%%

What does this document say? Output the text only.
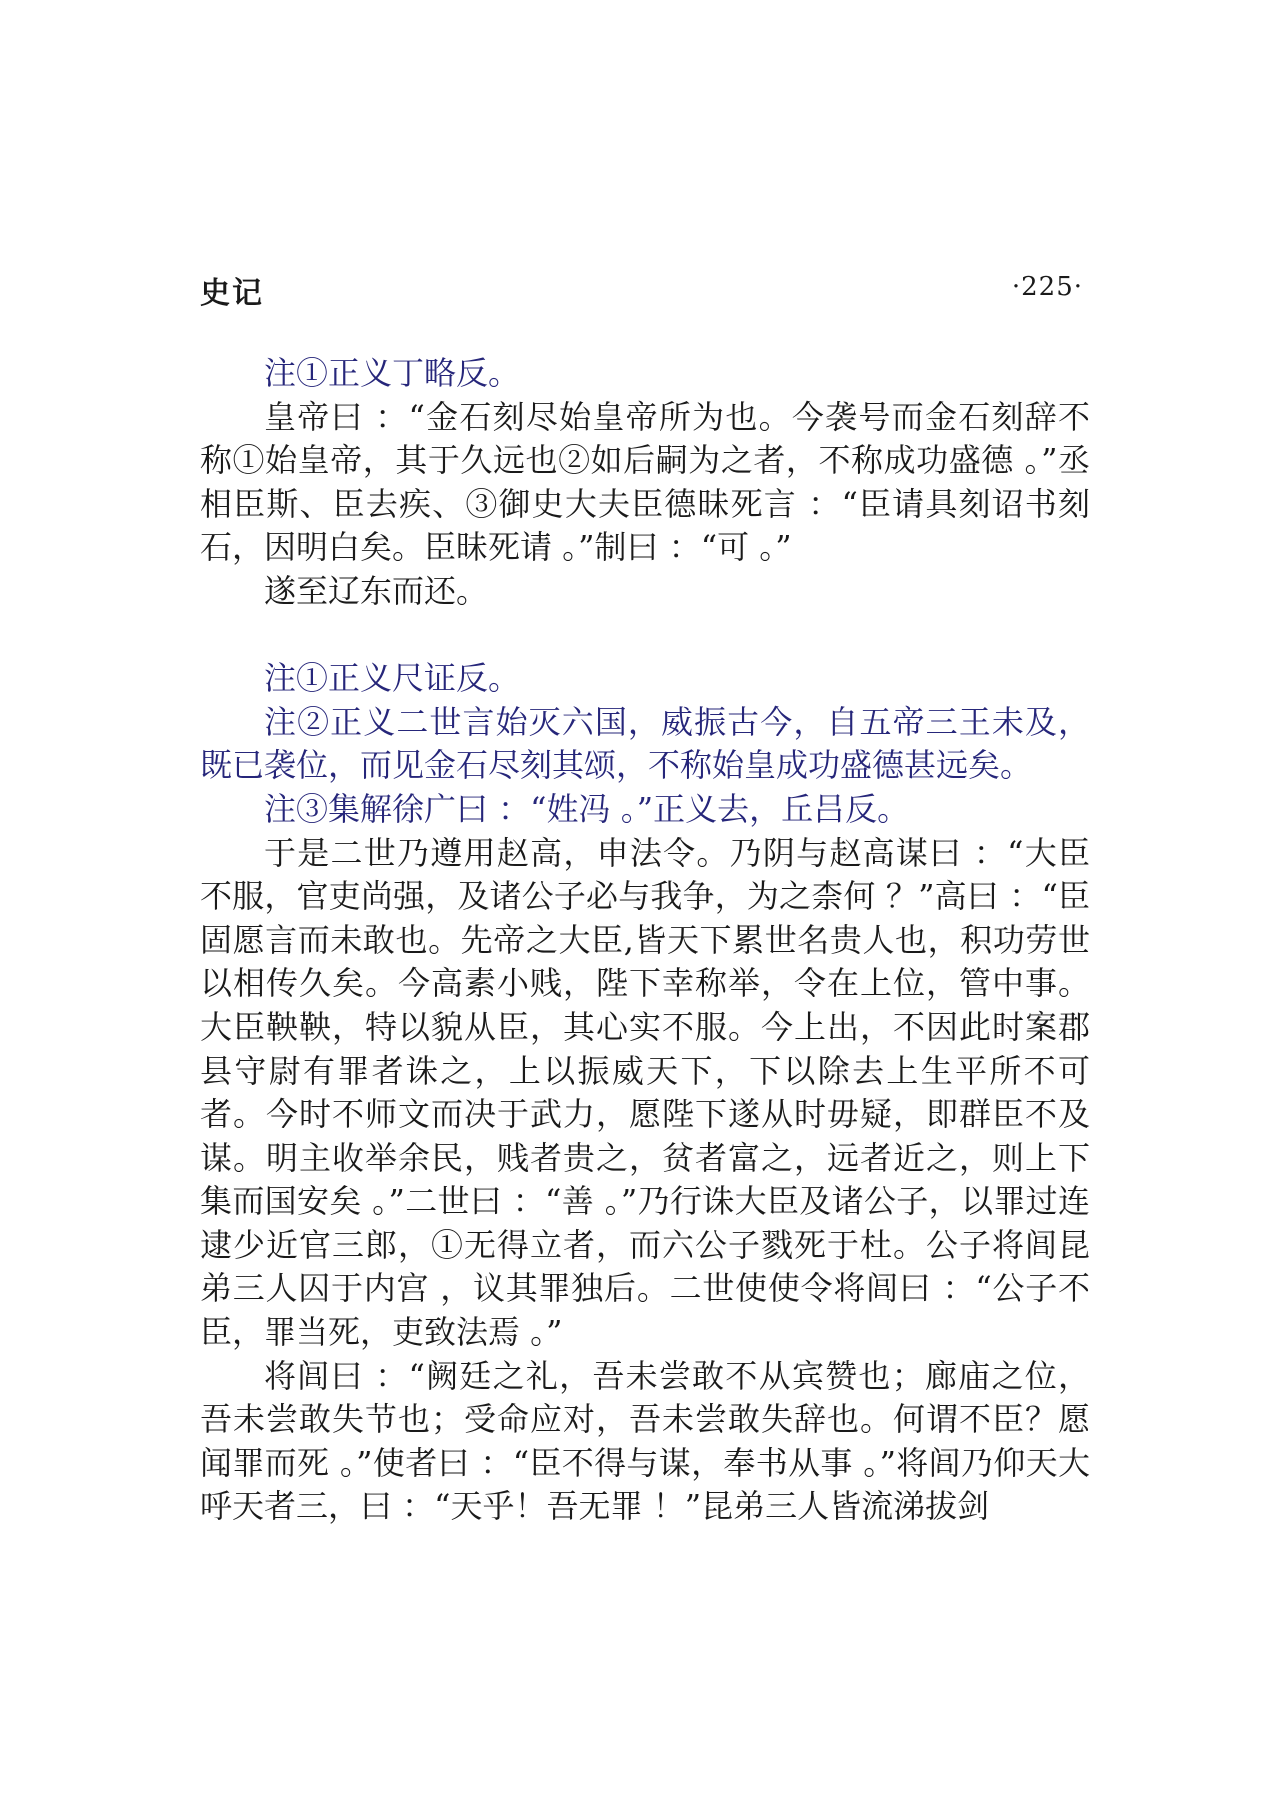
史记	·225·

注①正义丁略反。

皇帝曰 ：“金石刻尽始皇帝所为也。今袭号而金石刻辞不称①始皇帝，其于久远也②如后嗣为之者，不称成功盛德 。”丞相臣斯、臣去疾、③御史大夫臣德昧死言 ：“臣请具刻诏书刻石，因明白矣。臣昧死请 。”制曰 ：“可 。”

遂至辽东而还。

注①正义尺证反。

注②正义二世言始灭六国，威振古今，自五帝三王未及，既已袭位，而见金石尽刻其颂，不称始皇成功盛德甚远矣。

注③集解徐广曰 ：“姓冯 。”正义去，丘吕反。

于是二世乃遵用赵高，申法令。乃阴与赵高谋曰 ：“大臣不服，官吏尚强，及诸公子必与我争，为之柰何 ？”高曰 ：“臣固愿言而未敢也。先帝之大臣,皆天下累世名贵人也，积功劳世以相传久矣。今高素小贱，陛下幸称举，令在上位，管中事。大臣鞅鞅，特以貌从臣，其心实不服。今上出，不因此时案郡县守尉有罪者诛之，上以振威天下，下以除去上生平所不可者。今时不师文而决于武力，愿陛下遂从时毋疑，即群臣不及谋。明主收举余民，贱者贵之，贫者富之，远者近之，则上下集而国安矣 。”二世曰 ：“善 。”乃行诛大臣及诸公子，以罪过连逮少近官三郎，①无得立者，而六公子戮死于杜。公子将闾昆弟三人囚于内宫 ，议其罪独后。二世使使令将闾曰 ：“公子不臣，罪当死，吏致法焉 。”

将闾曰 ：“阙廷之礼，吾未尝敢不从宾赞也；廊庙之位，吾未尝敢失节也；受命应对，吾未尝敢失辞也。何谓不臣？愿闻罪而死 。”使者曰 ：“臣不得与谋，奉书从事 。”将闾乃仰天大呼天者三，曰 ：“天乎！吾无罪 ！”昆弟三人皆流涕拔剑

%%

* [Task statement]: Omit the images and transcribe all of the records above word for word.

* [Written solution]:
What does this document say? Output the text only.
史记	·225·

注①正义丁略反。

皇帝曰 ：“金石刻尽始皇帝所为也。今袭号而金石刻辞不称①始皇帝，其于久远也②如后嗣为之者，不称成功盛德 。”丞相臣斯、臣去疾、③御史大夫臣德昧死言 ：“臣请具刻诏书刻石，因明白矣。臣昧死请 。”制曰 ：“可 。”

遂至辽东而还。

注①正义尺证反。

注②正义二世言始灭六国，威振古今，自五帝三王未及，既已袭位，而见金石尽刻其颂，不称始皇成功盛德甚远矣。

注③集解徐广曰 ：“姓冯 。”正义去，丘吕反。

于是二世乃遵用赵高，申法令。乃阴与赵高谋曰 ：“大臣不服，官吏尚强，及诸公子必与我争，为之柰何 ？”高曰 ：“臣固愿言而未敢也。先帝之大臣,皆天下累世名贵人也，积功劳世以相传久矣。今高素小贱，陛下幸称举，令在上位，管中事。大臣鞅鞅，特以貌从臣，其心实不服。今上出，不因此时案郡县守尉有罪者诛之，上以振威天下，下以除去上生平所不可者。今时不师文而决于武力，愿陛下遂从时毋疑，即群臣不及谋。明主收举余民，贱者贵之，贫者富之，远者近之，则上下集而国安矣 。”二世曰 ：“善 。”乃行诛大臣及诸公子，以罪过连逮少近官三郎，①无得立者，而六公子戮死于杜。公子将闾昆弟三人囚于内宫 ，议其罪独后。二世使使令将闾曰 ：“公子不臣，罪当死，吏致法焉 。”

将闾曰 ：“阙廷之礼，吾未尝敢不从宾赞也；廊庙之位，吾未尝敢失节也；受命应对，吾未尝敢失辞也。何谓不臣？愿闻罪而死 。”使者曰 ：“臣不得与谋，奉书从事 。”将闾乃仰天大呼天者三，曰 ：“天乎！吾无罪 ！”昆弟三人皆流涕拔剑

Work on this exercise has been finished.